◆ The records:

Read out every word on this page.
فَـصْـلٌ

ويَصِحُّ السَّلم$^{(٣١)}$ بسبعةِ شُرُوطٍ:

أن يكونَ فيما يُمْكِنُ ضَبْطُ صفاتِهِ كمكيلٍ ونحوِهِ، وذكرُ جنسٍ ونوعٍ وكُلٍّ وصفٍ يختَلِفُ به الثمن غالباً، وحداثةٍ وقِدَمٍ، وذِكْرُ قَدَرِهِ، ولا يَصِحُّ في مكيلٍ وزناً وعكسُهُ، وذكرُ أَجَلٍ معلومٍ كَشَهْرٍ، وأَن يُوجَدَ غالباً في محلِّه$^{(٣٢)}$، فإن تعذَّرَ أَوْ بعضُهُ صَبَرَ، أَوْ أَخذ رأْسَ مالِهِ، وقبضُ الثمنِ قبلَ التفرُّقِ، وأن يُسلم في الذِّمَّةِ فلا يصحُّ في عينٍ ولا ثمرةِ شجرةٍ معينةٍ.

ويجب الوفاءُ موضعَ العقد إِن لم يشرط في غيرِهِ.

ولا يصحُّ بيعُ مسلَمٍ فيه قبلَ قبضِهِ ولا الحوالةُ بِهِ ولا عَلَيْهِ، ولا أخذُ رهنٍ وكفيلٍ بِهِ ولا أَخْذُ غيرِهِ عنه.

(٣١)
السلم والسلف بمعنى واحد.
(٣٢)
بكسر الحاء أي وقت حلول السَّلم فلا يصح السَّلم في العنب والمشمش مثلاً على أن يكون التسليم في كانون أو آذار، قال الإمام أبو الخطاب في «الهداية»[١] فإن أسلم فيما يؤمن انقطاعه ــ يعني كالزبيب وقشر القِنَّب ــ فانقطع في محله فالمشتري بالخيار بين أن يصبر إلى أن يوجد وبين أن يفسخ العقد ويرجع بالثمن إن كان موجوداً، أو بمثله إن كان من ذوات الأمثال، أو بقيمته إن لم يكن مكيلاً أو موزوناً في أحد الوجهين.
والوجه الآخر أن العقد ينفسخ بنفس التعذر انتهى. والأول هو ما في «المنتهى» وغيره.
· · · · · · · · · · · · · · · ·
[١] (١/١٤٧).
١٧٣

◆ The problem: Find every line in the records above that contains the word "العقد", and copy each one.

◆ Complete response:
ويجب الوفاءُ موضعَ العقد إِن لم يشرط في غيرِهِ.
بكسر الحاء أي وقت حلول السَّلم فلا يصح السَّلم في العنب والمشمش مثلاً على أن يكون التسليم في كانون أو آذار، قال الإمام أبو الخطاب في «الهداية»[١] فإن أسلم فيما يؤمن انقطاعه ــ يعني كالزبيب وقشر القِنَّب ــ فانقطع في محله فالمشتري بالخيار بين أن يصبر إلى أن يوجد وبين أن يفسخ العقد ويرجع بالثمن إن كان موجوداً، أو بمثله إن كان من ذوات الأمثال، أو بقيمته إن لم يكن مكيلاً أو موزوناً في أحد الوجهين.
والوجه الآخر أن العقد ينفسخ بنفس التعذر انتهى. والأول هو ما في «المنتهى» وغيره.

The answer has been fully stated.